-- BEGIN Given entries --

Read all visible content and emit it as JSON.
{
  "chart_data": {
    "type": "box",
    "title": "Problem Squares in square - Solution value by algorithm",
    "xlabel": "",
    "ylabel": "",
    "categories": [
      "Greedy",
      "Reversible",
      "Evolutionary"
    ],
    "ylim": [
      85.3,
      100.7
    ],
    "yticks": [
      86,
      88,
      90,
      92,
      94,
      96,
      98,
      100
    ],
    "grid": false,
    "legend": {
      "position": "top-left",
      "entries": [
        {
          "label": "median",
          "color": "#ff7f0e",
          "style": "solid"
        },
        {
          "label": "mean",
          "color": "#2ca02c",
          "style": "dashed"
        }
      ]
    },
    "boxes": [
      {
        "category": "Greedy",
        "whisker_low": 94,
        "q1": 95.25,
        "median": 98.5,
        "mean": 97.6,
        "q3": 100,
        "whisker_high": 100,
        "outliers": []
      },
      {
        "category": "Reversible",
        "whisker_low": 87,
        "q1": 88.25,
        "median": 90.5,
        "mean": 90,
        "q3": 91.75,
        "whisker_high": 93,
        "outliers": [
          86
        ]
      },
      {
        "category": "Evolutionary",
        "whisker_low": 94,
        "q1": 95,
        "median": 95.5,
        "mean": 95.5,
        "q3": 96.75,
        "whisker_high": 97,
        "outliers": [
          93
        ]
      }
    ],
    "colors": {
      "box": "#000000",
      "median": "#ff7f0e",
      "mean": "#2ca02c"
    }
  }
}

-- END Given entries --

Exercise prompt →
Write out all the data again, exactly as it appears.

Response below →
Read all visible content and emit it as JSON.
{
  "chart_data": {
    "type": "box",
    "title": "Problem Squares in square - Solution value by algorithm",
    "xlabel": "",
    "ylabel": "",
    "categories": [
      "Greedy",
      "Reversible",
      "Evolutionary"
    ],
    "ylim": [
      85.3,
      100.7
    ],
    "yticks": [
      86,
      88,
      90,
      92,
      94,
      96,
      98,
      100
    ],
    "grid": false,
    "legend": {
      "position": "top-left",
      "entries": [
        {
          "label": "median",
          "color": "#ff7f0e",
          "style": "solid"
        },
        {
          "label": "mean",
          "color": "#2ca02c",
          "style": "dashed"
        }
      ]
    },
    "boxes": [
      {
        "category": "Greedy",
        "whisker_low": 94,
        "q1": 95.25,
        "median": 98.5,
        "mean": 97.6,
        "q3": 100,
        "whisker_high": 100,
        "outliers": []
      },
      {
        "category": "Reversible",
        "whisker_low": 87,
        "q1": 88.25,
        "median": 90.5,
        "mean": 90,
        "q3": 91.75,
        "whisker_high": 93,
        "outliers": [
          86
        ]
      },
      {
        "category": "Evolutionary",
        "whisker_low": 94,
        "q1": 95,
        "median": 95.5,
        "mean": 95.5,
        "q3": 96.75,
        "whisker_high": 97,
        "outliers": [
          93
        ]
      }
    ],
    "colors": {
      "box": "#000000",
      "median": "#ff7f0e",
      "mean": "#2ca02c"
    }
  }
}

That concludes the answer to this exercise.